--- begin TASK DATA ---

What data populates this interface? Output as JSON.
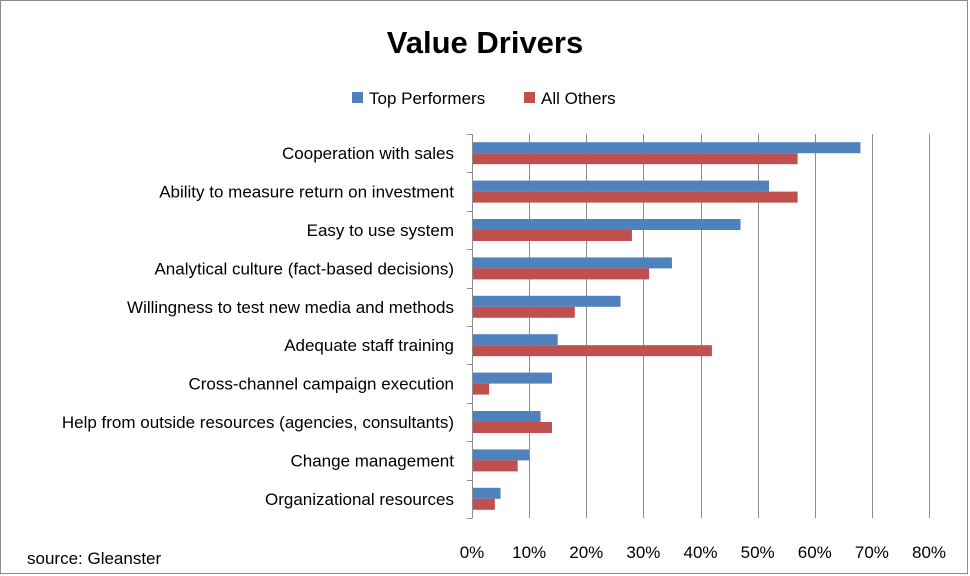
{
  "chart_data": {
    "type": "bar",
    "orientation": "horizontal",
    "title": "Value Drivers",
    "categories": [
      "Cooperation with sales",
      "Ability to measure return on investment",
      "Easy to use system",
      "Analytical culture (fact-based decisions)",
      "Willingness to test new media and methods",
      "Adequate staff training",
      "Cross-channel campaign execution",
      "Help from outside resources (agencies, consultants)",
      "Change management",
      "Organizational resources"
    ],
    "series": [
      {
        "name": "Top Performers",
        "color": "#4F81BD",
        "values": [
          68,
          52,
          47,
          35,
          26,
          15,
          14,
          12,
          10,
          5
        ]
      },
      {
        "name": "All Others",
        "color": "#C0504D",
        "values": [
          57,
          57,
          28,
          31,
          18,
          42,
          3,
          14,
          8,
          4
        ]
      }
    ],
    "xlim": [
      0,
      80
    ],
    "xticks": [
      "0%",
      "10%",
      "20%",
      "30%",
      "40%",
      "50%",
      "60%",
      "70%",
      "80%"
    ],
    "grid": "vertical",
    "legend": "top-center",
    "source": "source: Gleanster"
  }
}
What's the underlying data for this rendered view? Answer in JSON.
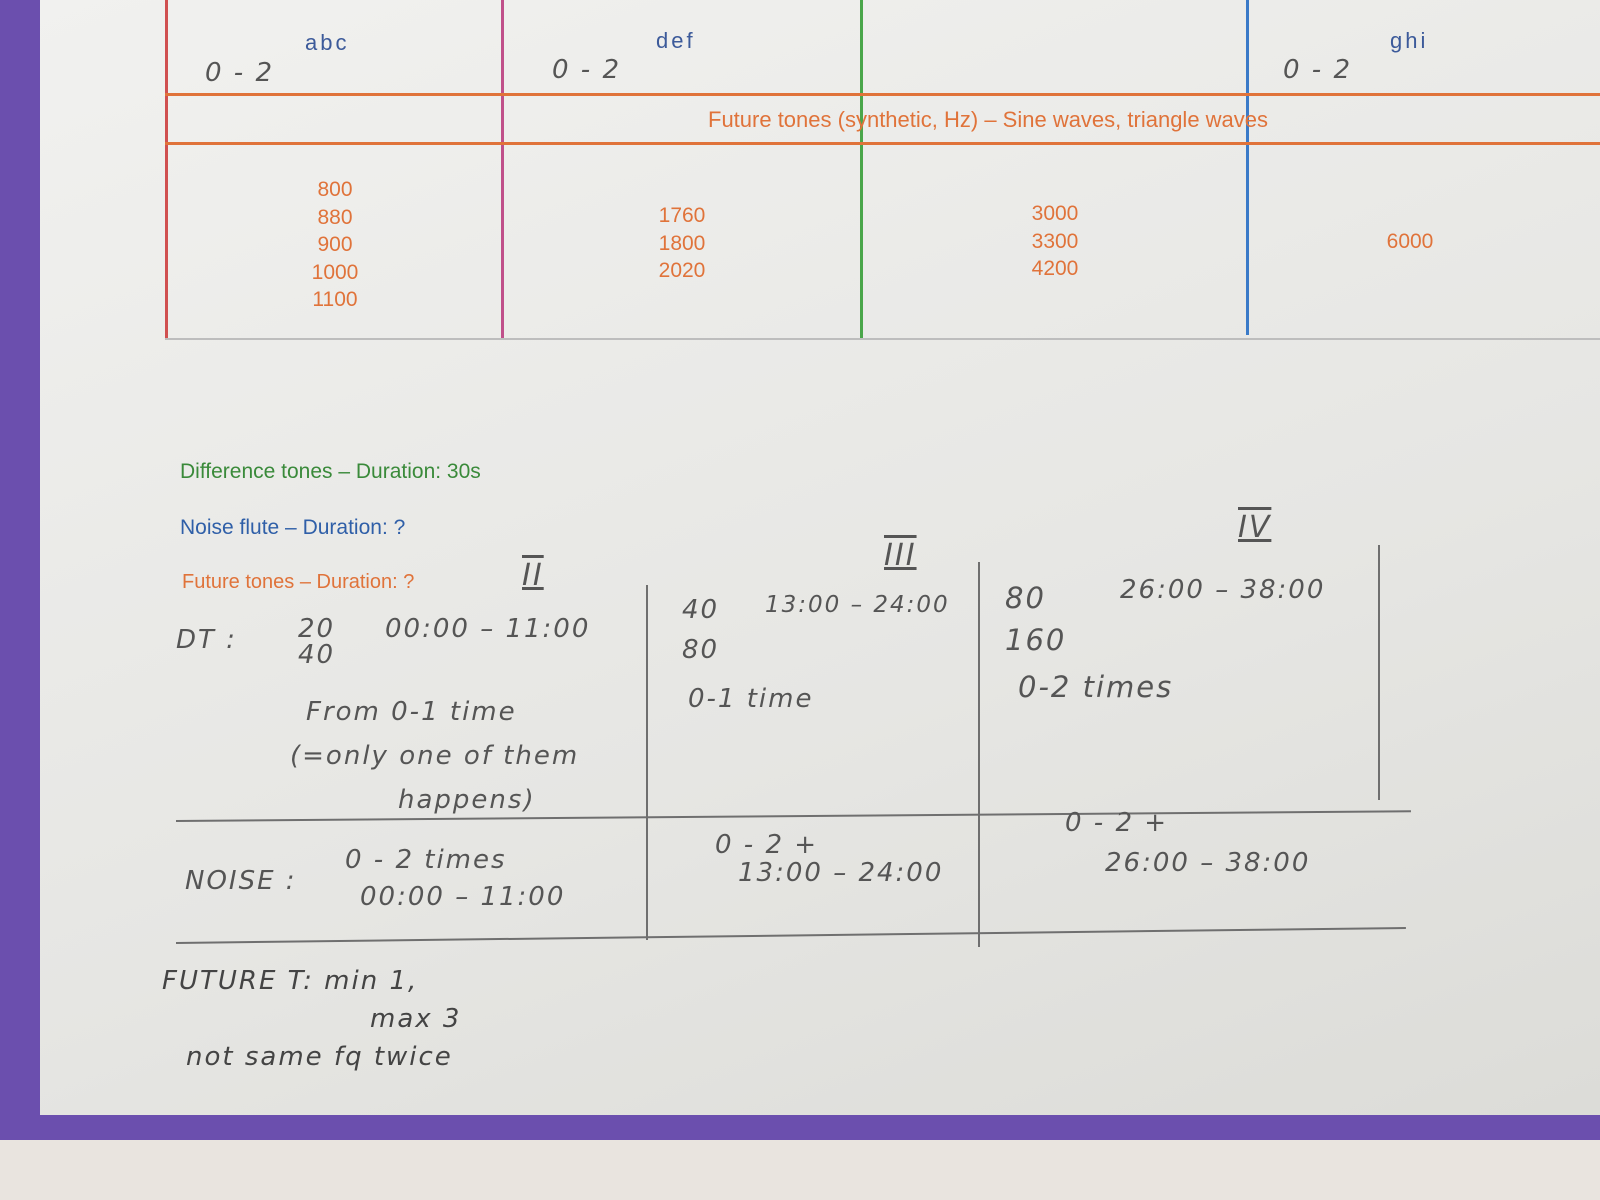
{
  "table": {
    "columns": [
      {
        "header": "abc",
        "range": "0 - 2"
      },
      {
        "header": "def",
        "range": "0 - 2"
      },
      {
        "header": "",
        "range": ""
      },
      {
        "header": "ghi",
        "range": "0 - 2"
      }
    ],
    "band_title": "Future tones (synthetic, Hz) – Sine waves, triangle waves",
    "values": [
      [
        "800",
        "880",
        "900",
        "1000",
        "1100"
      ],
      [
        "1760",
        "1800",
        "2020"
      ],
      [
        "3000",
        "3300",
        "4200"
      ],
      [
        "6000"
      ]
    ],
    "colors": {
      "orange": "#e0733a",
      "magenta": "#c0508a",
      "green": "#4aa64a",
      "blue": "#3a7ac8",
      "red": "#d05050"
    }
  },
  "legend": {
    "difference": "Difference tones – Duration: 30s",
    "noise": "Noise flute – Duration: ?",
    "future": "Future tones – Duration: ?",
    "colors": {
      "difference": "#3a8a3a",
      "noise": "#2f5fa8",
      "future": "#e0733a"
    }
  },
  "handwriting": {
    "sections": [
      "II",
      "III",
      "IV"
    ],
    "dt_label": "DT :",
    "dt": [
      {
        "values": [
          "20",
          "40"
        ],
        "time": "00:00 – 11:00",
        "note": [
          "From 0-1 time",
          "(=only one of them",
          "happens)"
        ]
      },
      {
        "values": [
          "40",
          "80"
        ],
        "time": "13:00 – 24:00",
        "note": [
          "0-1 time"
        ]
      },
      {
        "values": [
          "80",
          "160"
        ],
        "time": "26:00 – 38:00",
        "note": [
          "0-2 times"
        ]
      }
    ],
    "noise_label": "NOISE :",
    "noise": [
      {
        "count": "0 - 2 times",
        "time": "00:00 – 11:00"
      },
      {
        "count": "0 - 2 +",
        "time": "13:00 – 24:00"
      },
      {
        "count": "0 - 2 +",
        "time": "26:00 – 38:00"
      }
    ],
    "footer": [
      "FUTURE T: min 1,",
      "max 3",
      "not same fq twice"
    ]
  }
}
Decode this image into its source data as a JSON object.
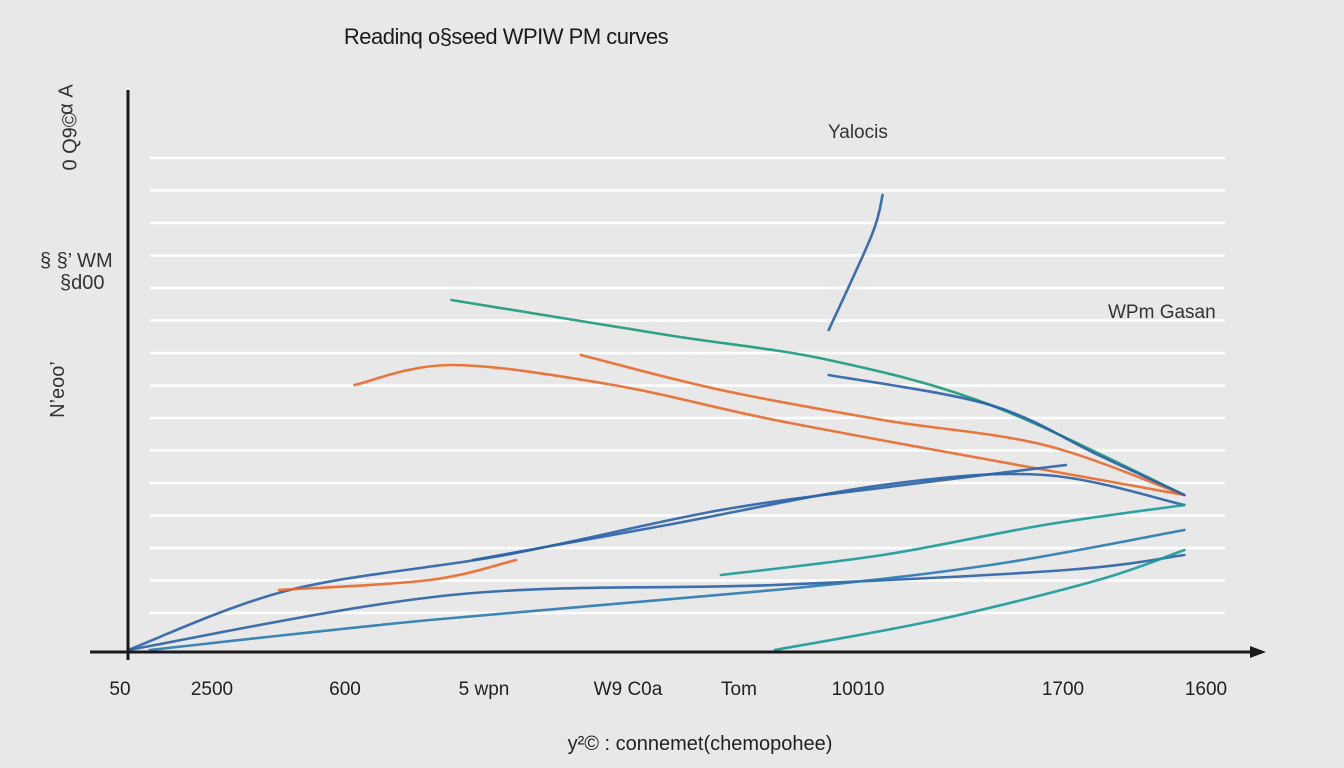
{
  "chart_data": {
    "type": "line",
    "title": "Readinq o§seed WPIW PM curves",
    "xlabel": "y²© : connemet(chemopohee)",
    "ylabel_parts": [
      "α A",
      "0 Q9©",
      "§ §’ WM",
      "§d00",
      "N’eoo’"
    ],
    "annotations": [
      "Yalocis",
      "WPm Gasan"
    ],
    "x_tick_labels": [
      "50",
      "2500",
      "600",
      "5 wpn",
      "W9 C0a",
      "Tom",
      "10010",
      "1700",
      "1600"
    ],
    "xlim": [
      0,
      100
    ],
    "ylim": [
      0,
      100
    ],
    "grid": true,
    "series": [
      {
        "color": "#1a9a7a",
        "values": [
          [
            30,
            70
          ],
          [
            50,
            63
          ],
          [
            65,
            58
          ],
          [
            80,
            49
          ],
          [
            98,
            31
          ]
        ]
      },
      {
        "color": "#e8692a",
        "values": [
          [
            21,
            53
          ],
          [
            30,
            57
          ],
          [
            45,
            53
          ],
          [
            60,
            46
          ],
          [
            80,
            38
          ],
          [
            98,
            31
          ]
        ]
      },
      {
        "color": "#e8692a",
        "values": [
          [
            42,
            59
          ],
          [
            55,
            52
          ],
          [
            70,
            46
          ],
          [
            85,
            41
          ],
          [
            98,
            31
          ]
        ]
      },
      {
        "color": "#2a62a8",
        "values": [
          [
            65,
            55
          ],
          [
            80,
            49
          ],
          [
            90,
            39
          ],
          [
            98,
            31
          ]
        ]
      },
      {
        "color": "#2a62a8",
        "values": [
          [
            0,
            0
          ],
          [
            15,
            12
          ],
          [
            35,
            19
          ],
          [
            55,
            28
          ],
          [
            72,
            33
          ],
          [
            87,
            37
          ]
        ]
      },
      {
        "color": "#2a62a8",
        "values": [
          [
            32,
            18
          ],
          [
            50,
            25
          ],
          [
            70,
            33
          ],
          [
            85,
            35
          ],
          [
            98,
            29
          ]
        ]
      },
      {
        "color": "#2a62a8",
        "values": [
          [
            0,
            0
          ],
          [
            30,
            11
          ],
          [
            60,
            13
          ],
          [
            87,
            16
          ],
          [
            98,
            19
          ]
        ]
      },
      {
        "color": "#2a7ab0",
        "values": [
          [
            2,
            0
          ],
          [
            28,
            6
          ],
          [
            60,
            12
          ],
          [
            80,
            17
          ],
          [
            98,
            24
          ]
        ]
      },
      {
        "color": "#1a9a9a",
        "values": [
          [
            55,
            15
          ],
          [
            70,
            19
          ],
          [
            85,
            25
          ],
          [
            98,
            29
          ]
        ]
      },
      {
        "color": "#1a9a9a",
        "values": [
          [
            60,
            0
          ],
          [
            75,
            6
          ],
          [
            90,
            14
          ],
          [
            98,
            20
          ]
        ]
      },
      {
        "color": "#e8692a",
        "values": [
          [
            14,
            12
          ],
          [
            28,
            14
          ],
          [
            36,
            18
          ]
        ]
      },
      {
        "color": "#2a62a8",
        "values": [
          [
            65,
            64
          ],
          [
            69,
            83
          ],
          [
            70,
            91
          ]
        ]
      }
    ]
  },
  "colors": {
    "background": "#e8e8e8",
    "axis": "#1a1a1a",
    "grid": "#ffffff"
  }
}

--- end TASK DATA ---

**TASK REQUIREMENTS:**
Using the data above, write out every line exactly, leaving the images behind.

**EXERCISE OUTPUT:**
What data populates this interface? Output as JSON.
{
  "chart_data": {
    "type": "bar",
    "orientation": "horizontal",
    "title": "Value Drivers",
    "categories": [
      "Cooperation with sales",
      "Ability to measure return on investment",
      "Easy to use system",
      "Analytical culture (fact-based decisions)",
      "Willingness to test new media and methods",
      "Adequate staff training",
      "Cross-channel campaign execution",
      "Help from outside resources (agencies, consultants)",
      "Change management",
      "Organizational resources"
    ],
    "series": [
      {
        "name": "Top Performers",
        "color": "#4F81BD",
        "values": [
          68,
          52,
          47,
          35,
          26,
          15,
          14,
          12,
          10,
          5
        ]
      },
      {
        "name": "All Others",
        "color": "#C0504D",
        "values": [
          57,
          57,
          28,
          31,
          18,
          42,
          3,
          14,
          8,
          4
        ]
      }
    ],
    "xlim": [
      0,
      80
    ],
    "xticks": [
      "0%",
      "10%",
      "20%",
      "30%",
      "40%",
      "50%",
      "60%",
      "70%",
      "80%"
    ],
    "grid": "vertical",
    "legend": "top-center",
    "source": "source: Gleanster"
  }
}
What's the underlying data for this rendered view? Answer in JSON.
{
  "table": {
    "columns": [
      {
        "header": "abc",
        "range": "0 - 2"
      },
      {
        "header": "def",
        "range": "0 - 2"
      },
      {
        "header": "",
        "range": ""
      },
      {
        "header": "ghi",
        "range": "0 - 2"
      }
    ],
    "band_title": "Future tones (synthetic, Hz) – Sine waves, triangle waves",
    "values": [
      [
        "800",
        "880",
        "900",
        "1000",
        "1100"
      ],
      [
        "1760",
        "1800",
        "2020"
      ],
      [
        "3000",
        "3300",
        "4200"
      ],
      [
        "6000"
      ]
    ],
    "colors": {
      "orange": "#e0733a",
      "magenta": "#c0508a",
      "green": "#4aa64a",
      "blue": "#3a7ac8",
      "red": "#d05050"
    }
  },
  "legend": {
    "difference": "Difference tones – Duration: 30s",
    "noise": "Noise flute – Duration: ?",
    "future": "Future tones – Duration: ?",
    "colors": {
      "difference": "#3a8a3a",
      "noise": "#2f5fa8",
      "future": "#e0733a"
    }
  },
  "handwriting": {
    "sections": [
      "II",
      "III",
      "IV"
    ],
    "dt_label": "DT :",
    "dt": [
      {
        "values": [
          "20",
          "40"
        ],
        "time": "00:00 – 11:00",
        "note": [
          "From 0-1 time",
          "(=only one of them",
          "happens)"
        ]
      },
      {
        "values": [
          "40",
          "80"
        ],
        "time": "13:00 – 24:00",
        "note": [
          "0-1 time"
        ]
      },
      {
        "values": [
          "80",
          "160"
        ],
        "time": "26:00 – 38:00",
        "note": [
          "0-2 times"
        ]
      }
    ],
    "noise_label": "NOISE :",
    "noise": [
      {
        "count": "0 - 2 times",
        "time": "00:00 – 11:00"
      },
      {
        "count": "0 - 2 +",
        "time": "13:00 – 24:00"
      },
      {
        "count": "0 - 2 +",
        "time": "26:00 – 38:00"
      }
    ],
    "footer": [
      "FUTURE T: min 1,",
      "max 3",
      "not same fq twice"
    ]
  }
}
Decode this image into its source data as a JSON object.
{
  "chart_data": {
    "type": "line",
    "title": "Readinq o§seed WPIW PM curves",
    "xlabel": "y²© : connemet(chemopohee)",
    "ylabel_parts": [
      "α A",
      "0 Q9©",
      "§ §’ WM",
      "§d00",
      "N’eoo’"
    ],
    "annotations": [
      "Yalocis",
      "WPm Gasan"
    ],
    "x_tick_labels": [
      "50",
      "2500",
      "600",
      "5 wpn",
      "W9 C0a",
      "Tom",
      "10010",
      "1700",
      "1600"
    ],
    "xlim": [
      0,
      100
    ],
    "ylim": [
      0,
      100
    ],
    "grid": true,
    "series": [
      {
        "color": "#1a9a7a",
        "values": [
          [
            30,
            70
          ],
          [
            50,
            63
          ],
          [
            65,
            58
          ],
          [
            80,
            49
          ],
          [
            98,
            31
          ]
        ]
      },
      {
        "color": "#e8692a",
        "values": [
          [
            21,
            53
          ],
          [
            30,
            57
          ],
          [
            45,
            53
          ],
          [
            60,
            46
          ],
          [
            80,
            38
          ],
          [
            98,
            31
          ]
        ]
      },
      {
        "color": "#e8692a",
        "values": [
          [
            42,
            59
          ],
          [
            55,
            52
          ],
          [
            70,
            46
          ],
          [
            85,
            41
          ],
          [
            98,
            31
          ]
        ]
      },
      {
        "color": "#2a62a8",
        "values": [
          [
            65,
            55
          ],
          [
            80,
            49
          ],
          [
            90,
            39
          ],
          [
            98,
            31
          ]
        ]
      },
      {
        "color": "#2a62a8",
        "values": [
          [
            0,
            0
          ],
          [
            15,
            12
          ],
          [
            35,
            19
          ],
          [
            55,
            28
          ],
          [
            72,
            33
          ],
          [
            87,
            37
          ]
        ]
      },
      {
        "color": "#2a62a8",
        "values": [
          [
            32,
            18
          ],
          [
            50,
            25
          ],
          [
            70,
            33
          ],
          [
            85,
            35
          ],
          [
            98,
            29
          ]
        ]
      },
      {
        "color": "#2a62a8",
        "values": [
          [
            0,
            0
          ],
          [
            30,
            11
          ],
          [
            60,
            13
          ],
          [
            87,
            16
          ],
          [
            98,
            19
          ]
        ]
      },
      {
        "color": "#2a7ab0",
        "values": [
          [
            2,
            0
          ],
          [
            28,
            6
          ],
          [
            60,
            12
          ],
          [
            80,
            17
          ],
          [
            98,
            24
          ]
        ]
      },
      {
        "color": "#1a9a9a",
        "values": [
          [
            55,
            15
          ],
          [
            70,
            19
          ],
          [
            85,
            25
          ],
          [
            98,
            29
          ]
        ]
      },
      {
        "color": "#1a9a9a",
        "values": [
          [
            60,
            0
          ],
          [
            75,
            6
          ],
          [
            90,
            14
          ],
          [
            98,
            20
          ]
        ]
      },
      {
        "color": "#e8692a",
        "values": [
          [
            14,
            12
          ],
          [
            28,
            14
          ],
          [
            36,
            18
          ]
        ]
      },
      {
        "color": "#2a62a8",
        "values": [
          [
            65,
            64
          ],
          [
            69,
            83
          ],
          [
            70,
            91
          ]
        ]
      }
    ]
  },
  "colors": {
    "background": "#e8e8e8",
    "axis": "#1a1a1a",
    "grid": "#ffffff"
  }
}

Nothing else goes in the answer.